- [Direction]
For this exercise, copy out each line of the material below that includes "content".

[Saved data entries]
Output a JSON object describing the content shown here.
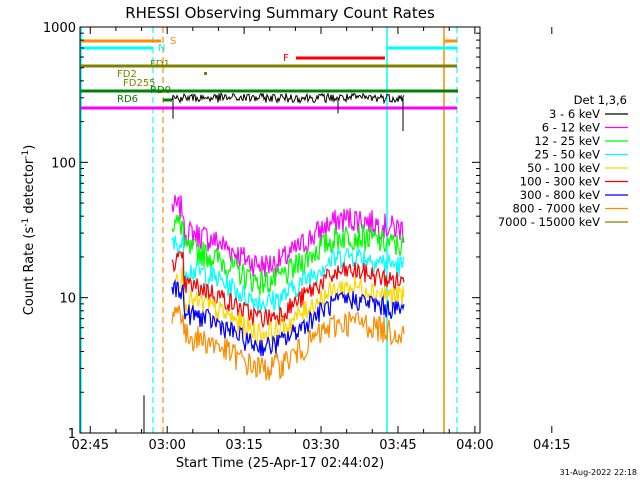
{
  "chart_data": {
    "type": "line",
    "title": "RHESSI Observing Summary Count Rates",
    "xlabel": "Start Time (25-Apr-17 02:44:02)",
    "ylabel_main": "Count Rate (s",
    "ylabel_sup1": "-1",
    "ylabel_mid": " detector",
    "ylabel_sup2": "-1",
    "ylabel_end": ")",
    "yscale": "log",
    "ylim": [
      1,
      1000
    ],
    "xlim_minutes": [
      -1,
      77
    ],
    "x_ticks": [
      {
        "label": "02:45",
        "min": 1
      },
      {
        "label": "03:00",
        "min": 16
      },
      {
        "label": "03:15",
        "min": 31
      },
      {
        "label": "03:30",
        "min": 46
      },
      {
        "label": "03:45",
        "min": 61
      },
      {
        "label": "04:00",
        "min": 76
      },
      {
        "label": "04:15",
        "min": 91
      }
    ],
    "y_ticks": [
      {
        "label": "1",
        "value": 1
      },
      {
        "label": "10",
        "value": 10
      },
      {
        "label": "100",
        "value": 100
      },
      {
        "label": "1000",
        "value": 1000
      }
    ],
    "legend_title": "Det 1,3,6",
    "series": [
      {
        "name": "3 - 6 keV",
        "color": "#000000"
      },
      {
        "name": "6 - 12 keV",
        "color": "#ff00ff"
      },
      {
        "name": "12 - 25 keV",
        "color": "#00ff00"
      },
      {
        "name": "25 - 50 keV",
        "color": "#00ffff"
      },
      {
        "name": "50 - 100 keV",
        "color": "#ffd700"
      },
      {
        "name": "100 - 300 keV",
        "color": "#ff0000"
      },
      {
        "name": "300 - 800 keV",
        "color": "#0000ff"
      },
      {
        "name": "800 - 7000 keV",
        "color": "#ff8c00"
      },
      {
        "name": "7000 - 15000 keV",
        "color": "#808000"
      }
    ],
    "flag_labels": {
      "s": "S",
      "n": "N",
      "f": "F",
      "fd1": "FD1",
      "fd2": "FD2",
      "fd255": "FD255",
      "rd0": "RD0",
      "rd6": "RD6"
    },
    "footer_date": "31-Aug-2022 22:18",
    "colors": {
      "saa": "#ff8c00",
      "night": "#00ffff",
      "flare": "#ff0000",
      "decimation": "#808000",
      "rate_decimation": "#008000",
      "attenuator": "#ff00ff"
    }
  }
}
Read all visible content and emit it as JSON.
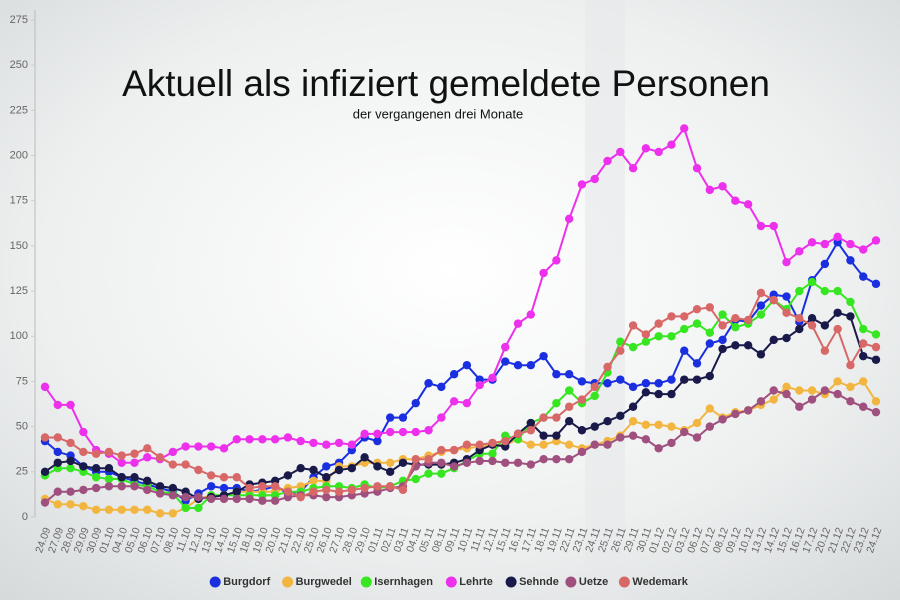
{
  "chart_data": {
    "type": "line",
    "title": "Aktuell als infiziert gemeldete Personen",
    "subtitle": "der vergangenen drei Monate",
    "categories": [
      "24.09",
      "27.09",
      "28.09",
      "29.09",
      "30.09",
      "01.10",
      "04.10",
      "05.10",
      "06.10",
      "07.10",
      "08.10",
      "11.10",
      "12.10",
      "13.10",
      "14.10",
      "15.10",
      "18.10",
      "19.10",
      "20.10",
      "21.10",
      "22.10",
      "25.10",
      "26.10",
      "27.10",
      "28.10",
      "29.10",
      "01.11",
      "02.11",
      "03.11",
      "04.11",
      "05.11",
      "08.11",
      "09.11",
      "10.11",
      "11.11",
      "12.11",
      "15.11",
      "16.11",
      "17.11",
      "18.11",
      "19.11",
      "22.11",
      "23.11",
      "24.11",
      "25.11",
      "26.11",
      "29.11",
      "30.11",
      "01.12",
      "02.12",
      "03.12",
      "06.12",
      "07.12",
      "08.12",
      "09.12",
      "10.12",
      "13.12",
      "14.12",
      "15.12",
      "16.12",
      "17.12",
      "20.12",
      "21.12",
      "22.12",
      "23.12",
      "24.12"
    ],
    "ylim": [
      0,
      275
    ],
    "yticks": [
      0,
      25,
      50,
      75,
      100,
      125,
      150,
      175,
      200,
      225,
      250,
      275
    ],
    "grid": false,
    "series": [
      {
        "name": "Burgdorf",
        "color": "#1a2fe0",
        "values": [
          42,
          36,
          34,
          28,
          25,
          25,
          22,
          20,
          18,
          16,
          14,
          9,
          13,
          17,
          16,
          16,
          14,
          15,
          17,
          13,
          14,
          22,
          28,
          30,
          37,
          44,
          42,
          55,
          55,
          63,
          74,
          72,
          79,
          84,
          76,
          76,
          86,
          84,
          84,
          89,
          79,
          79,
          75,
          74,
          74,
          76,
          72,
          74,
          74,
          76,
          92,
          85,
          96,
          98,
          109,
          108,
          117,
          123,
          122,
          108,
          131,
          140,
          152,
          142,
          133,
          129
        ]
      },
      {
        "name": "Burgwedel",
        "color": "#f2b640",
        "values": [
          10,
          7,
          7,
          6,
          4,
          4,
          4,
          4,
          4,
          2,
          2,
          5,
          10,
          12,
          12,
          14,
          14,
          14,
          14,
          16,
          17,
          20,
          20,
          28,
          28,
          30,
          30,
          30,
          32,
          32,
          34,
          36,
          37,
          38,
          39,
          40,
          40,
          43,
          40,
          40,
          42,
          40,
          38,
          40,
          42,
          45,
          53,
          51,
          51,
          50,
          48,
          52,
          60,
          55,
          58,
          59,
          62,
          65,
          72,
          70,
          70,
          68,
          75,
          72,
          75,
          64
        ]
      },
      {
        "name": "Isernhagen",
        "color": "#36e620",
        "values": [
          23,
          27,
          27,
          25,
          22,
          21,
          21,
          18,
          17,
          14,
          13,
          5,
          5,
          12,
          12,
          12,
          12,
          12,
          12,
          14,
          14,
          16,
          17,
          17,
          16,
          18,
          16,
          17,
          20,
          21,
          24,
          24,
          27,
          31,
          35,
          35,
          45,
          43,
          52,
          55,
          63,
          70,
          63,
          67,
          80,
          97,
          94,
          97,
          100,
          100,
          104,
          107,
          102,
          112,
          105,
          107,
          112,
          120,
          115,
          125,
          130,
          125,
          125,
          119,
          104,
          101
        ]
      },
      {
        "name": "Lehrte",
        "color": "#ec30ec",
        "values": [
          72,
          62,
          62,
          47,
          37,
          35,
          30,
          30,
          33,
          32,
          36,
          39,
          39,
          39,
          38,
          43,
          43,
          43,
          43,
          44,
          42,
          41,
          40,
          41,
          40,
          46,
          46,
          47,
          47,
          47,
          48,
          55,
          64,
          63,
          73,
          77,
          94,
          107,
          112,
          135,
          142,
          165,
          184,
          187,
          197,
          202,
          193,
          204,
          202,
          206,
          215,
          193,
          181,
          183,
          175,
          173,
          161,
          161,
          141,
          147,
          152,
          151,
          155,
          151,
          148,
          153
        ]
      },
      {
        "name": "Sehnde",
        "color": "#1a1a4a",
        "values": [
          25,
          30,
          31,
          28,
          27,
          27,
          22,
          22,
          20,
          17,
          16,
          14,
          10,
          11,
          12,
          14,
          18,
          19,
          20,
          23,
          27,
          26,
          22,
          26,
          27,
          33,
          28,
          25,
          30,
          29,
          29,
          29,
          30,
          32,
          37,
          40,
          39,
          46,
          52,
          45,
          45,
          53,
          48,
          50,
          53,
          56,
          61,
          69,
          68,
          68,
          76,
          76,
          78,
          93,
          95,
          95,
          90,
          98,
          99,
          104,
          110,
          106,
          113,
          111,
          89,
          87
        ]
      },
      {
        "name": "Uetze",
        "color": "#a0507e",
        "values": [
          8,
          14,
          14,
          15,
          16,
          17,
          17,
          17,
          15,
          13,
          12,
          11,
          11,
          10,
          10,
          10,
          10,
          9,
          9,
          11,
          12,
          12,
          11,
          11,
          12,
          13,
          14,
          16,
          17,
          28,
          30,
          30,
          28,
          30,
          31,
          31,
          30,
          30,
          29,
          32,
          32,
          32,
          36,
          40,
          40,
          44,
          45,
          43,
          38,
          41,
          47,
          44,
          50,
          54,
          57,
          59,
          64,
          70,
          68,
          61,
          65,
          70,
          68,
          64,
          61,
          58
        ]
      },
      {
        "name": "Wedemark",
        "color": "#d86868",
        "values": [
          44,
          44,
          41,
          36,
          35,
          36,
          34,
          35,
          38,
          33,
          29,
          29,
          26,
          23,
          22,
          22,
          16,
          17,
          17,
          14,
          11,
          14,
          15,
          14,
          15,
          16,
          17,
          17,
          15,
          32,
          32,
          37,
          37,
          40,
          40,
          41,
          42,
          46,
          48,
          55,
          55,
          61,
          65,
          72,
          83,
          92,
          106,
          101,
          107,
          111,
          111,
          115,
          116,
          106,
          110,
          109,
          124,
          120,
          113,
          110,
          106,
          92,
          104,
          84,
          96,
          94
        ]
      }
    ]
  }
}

- [Full response]
Output a JSON object describing the content shown here.
Read all visible content and emit it as JSON.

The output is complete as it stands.